TASK MATERIAL.
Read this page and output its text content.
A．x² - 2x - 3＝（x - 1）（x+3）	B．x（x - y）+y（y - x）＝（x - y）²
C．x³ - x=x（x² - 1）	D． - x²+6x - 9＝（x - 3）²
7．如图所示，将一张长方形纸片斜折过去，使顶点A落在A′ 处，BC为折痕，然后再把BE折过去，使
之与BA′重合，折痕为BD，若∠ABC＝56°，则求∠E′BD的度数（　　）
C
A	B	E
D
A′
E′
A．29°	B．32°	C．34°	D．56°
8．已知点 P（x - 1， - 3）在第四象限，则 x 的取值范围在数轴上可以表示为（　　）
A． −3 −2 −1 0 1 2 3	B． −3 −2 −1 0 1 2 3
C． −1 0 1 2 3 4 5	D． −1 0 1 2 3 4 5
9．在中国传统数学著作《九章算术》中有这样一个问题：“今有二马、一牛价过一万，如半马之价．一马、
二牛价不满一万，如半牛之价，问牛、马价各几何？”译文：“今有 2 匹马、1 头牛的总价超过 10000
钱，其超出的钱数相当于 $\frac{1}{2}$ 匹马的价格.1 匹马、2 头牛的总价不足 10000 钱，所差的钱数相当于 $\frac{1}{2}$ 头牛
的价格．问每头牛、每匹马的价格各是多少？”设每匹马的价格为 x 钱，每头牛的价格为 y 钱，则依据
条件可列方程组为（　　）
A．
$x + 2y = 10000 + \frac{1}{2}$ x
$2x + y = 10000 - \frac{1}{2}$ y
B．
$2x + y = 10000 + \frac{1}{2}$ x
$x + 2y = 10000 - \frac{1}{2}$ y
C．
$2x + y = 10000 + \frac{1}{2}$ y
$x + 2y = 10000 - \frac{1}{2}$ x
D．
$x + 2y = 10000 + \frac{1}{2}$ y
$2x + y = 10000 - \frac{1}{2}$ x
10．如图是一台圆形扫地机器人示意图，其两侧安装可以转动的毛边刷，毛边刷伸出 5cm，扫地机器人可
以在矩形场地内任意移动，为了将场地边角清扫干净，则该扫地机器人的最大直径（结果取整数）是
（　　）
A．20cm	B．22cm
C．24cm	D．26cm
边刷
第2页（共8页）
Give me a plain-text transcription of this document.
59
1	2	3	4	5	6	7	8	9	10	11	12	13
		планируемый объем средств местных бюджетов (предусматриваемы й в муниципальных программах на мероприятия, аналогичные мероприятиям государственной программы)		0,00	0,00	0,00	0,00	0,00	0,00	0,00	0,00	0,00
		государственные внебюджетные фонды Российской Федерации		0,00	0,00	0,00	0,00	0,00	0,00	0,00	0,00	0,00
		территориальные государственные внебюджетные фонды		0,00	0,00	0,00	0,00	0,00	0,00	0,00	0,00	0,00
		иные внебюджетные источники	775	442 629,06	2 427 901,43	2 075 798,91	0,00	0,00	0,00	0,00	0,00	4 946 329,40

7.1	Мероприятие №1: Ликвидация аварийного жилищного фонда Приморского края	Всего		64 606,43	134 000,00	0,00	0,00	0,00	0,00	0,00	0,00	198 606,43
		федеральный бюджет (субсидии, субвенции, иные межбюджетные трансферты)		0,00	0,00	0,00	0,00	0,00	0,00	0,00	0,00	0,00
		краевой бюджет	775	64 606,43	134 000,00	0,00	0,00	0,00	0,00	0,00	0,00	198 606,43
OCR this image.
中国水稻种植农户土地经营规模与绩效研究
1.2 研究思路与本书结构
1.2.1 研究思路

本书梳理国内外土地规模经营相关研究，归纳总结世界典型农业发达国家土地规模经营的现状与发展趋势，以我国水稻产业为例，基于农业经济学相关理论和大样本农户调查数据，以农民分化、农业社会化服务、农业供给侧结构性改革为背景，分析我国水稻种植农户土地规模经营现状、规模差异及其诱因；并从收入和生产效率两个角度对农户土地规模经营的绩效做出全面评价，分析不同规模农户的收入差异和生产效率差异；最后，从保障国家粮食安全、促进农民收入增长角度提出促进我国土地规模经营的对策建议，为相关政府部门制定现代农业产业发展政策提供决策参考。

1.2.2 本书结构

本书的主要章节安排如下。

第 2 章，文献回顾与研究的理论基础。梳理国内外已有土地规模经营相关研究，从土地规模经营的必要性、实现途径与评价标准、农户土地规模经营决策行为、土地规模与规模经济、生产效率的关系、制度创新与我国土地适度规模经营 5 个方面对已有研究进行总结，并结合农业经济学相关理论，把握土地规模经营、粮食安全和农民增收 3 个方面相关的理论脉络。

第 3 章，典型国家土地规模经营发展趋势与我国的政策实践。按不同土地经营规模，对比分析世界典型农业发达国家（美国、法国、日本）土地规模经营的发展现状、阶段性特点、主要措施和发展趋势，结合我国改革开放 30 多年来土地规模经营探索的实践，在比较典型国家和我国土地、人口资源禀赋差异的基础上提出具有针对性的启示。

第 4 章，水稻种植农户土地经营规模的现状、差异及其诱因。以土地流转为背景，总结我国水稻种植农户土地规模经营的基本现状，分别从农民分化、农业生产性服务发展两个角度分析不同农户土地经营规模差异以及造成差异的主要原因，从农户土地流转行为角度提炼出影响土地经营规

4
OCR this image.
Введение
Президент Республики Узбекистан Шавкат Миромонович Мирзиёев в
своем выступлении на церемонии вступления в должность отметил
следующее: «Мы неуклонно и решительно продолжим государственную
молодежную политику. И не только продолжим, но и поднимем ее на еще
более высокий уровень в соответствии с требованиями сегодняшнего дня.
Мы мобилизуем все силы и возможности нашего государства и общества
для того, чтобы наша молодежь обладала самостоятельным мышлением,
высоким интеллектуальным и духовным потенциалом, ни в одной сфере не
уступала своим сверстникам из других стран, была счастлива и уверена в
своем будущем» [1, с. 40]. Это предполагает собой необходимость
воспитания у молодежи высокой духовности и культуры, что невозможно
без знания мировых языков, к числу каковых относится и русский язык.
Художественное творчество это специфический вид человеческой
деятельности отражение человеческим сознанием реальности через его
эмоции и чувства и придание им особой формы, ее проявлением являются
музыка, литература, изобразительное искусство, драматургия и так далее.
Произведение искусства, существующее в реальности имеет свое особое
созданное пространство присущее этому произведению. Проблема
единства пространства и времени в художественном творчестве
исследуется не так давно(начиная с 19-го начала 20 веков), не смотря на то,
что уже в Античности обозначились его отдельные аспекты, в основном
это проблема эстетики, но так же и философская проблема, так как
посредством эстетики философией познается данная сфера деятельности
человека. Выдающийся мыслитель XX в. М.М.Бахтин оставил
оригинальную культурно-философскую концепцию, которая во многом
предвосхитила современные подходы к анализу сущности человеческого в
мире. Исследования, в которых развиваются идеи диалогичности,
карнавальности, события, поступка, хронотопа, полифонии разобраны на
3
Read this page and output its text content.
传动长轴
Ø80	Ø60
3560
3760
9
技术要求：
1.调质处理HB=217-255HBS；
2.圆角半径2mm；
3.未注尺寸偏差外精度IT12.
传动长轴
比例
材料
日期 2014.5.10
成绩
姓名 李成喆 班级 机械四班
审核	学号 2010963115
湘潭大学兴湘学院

WHAT YOU ARE ASKED TO DO.
Pull out every line in the material above where "внебюджетные" occurs.

SOLUTION TO THE EXERCISE.
		государственные внебюджетные фонды Российской Федерации		0,00	0,00	0,00	0,00	0,00	0,00	0,00	0,00	0,00
		территориальные государственные внебюджетные фонды		0,00	0,00	0,00	0,00	0,00	0,00	0,00	0,00	0,00
		иные внебюджетные источники	775	442 629,06	2 427 901,43	2 075 798,91	0,00	0,00	0,00	0,00	0,00	4 946 329,40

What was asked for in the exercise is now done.